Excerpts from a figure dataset
* * * * * * * * *
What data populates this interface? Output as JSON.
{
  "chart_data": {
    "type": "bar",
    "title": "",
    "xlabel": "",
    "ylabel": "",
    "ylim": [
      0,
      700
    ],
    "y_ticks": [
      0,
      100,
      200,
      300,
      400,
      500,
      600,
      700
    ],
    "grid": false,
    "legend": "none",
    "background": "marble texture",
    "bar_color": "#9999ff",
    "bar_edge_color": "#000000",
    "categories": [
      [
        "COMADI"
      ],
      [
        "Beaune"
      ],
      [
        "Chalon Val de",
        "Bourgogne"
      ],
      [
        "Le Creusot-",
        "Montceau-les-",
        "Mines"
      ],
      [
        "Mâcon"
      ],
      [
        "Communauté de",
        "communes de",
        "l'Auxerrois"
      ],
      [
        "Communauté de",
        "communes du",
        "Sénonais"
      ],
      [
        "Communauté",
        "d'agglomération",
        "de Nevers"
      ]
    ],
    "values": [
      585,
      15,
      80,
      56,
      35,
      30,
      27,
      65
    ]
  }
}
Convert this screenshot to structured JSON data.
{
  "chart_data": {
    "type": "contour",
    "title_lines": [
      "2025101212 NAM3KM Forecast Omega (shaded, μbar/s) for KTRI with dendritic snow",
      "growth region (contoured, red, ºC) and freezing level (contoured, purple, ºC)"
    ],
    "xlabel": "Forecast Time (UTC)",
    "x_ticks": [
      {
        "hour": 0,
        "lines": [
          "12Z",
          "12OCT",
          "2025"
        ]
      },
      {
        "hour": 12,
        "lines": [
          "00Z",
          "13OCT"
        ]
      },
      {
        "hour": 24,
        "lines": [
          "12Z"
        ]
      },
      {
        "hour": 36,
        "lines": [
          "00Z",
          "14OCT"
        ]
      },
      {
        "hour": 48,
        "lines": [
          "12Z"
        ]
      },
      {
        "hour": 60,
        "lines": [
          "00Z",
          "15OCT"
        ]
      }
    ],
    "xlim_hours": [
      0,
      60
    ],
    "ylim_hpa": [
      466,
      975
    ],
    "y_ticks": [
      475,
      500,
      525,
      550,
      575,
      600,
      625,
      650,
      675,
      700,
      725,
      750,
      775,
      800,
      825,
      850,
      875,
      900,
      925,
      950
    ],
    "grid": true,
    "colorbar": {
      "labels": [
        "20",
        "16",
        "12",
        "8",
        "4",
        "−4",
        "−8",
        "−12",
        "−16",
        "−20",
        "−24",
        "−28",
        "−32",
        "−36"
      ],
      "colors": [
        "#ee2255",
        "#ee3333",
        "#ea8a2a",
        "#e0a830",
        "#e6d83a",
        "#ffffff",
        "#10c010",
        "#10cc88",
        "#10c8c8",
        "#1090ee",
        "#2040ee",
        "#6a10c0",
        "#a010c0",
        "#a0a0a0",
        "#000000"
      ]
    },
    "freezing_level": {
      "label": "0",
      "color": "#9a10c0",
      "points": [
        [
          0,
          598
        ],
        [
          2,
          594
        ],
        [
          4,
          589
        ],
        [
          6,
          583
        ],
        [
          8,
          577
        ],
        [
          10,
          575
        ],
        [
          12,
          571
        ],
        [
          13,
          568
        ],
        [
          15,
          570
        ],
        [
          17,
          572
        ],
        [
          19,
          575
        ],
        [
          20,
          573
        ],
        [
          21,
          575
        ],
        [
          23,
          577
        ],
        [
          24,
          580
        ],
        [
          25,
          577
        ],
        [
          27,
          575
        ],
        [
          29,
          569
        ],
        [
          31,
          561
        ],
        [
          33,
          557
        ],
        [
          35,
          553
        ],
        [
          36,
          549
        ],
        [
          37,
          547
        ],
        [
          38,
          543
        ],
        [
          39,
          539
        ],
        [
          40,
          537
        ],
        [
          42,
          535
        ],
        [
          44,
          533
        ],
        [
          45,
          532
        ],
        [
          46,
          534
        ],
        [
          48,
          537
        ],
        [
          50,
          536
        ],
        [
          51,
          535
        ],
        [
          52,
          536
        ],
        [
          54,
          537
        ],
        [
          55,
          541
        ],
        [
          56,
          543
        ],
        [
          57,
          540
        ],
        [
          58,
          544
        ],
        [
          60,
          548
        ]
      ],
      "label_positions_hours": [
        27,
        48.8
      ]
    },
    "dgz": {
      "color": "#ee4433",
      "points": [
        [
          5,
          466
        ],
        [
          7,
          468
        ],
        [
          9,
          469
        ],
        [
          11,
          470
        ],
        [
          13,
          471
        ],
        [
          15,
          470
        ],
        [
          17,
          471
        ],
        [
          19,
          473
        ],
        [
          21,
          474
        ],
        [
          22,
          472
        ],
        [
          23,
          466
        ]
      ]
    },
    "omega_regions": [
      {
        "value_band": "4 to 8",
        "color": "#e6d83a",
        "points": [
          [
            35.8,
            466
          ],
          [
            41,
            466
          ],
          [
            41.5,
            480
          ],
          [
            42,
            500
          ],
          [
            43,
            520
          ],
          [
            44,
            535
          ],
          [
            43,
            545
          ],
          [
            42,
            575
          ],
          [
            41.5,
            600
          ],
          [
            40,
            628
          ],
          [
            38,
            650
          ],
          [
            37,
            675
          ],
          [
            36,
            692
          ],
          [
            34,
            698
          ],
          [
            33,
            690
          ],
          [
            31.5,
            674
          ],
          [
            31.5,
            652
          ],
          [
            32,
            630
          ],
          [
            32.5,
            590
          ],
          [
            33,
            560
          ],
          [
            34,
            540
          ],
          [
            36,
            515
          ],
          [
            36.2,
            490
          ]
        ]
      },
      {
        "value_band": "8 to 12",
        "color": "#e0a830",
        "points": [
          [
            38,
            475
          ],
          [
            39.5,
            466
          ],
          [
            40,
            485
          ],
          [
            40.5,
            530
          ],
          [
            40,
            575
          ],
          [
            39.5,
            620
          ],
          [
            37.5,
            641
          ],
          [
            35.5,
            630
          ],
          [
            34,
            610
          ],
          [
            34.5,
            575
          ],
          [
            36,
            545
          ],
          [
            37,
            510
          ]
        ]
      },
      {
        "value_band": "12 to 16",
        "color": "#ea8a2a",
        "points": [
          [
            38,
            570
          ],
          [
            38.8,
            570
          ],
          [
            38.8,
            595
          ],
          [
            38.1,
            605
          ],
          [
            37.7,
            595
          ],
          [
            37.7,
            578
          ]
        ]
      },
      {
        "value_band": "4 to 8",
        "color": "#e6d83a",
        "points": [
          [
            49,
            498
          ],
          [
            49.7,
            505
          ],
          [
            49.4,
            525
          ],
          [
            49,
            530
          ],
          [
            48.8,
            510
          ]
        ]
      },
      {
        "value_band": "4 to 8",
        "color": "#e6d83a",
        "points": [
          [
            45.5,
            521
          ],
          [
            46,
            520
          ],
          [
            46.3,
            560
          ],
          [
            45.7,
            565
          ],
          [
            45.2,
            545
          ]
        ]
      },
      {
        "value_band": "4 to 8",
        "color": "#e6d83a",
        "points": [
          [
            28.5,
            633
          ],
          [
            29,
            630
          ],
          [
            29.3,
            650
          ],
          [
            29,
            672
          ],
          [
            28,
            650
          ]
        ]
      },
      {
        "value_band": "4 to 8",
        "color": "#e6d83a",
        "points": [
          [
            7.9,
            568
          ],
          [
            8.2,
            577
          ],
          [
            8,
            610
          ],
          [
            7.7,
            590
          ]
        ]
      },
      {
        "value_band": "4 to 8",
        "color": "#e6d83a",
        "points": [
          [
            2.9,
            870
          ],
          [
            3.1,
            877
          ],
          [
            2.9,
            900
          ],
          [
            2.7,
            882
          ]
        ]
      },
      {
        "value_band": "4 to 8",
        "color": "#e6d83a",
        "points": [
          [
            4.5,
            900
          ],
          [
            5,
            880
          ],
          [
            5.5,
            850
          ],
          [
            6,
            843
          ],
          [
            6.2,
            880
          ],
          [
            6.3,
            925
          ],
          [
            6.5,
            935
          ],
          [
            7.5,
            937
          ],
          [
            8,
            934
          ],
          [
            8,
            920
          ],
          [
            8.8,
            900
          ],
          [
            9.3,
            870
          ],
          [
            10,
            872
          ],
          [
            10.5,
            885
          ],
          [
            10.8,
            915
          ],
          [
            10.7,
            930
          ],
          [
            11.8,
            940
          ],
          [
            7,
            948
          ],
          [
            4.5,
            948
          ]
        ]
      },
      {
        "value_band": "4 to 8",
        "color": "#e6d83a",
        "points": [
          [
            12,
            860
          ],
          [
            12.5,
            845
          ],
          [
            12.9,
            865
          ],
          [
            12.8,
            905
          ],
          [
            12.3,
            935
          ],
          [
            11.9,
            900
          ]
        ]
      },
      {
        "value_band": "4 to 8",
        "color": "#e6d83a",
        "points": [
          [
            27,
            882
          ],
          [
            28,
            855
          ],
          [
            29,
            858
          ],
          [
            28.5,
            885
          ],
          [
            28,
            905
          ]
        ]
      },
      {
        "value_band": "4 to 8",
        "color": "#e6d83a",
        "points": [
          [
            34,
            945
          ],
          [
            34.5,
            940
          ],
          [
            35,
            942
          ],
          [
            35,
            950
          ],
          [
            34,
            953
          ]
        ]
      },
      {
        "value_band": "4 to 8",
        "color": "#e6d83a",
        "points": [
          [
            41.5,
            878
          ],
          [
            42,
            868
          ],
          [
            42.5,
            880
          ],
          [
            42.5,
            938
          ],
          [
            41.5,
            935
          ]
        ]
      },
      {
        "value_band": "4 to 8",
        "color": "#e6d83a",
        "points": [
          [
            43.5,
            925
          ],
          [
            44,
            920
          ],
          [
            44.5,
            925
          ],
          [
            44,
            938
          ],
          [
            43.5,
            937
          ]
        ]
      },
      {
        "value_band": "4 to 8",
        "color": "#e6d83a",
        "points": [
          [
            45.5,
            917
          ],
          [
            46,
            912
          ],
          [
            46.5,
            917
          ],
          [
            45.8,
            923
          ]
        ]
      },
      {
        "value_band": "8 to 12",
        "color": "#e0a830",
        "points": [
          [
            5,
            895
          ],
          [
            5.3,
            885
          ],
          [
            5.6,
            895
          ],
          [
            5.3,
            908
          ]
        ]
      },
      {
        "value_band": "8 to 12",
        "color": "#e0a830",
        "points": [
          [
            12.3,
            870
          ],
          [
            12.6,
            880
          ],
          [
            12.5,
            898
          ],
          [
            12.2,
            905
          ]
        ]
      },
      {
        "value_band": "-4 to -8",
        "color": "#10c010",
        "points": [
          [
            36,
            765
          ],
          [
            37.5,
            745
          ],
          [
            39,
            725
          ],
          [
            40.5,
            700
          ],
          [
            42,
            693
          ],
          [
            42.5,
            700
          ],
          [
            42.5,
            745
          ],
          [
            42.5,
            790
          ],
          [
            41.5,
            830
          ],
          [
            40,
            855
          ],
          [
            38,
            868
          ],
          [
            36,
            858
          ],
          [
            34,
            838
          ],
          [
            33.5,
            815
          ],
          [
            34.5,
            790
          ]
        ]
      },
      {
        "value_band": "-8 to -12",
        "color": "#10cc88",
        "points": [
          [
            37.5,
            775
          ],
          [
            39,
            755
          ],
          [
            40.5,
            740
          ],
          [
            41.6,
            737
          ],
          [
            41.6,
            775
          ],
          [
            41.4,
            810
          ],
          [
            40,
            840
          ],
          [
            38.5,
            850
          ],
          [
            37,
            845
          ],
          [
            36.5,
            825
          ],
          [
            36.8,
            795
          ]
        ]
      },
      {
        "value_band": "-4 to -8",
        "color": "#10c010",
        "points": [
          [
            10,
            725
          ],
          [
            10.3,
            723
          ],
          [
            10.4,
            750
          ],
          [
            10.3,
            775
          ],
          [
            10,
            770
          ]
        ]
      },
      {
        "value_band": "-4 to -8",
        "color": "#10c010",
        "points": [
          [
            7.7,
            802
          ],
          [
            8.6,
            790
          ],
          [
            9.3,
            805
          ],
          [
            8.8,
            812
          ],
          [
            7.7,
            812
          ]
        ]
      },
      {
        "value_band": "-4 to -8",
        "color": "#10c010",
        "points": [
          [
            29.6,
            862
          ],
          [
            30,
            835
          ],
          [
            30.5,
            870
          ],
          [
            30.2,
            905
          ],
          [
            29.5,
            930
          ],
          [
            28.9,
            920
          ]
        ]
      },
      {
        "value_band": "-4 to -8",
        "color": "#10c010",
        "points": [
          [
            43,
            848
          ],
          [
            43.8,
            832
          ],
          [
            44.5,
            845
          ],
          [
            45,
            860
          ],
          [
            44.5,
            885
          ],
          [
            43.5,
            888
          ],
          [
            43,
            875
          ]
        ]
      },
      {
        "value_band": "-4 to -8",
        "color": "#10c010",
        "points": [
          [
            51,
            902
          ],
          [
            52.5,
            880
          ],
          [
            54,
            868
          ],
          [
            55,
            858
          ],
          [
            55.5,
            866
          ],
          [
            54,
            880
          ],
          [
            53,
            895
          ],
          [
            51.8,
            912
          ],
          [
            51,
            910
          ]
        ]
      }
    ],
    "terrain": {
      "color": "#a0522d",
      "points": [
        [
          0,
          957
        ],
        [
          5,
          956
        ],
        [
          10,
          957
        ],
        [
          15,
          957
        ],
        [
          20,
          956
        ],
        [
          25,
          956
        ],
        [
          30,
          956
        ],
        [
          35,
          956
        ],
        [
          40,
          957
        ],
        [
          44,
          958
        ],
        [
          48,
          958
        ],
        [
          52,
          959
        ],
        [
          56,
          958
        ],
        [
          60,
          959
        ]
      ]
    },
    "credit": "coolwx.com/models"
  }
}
* * * * * * * * *
Your goal> Search the listing for the word "Forecast". Copy every line in which it occurs.

The result>
      "2025101212 NAM3KM Forecast Omega (shaded, μbar/s) for KTRI with dendritic snow",
    "xlabel": "Forecast Time (UTC)",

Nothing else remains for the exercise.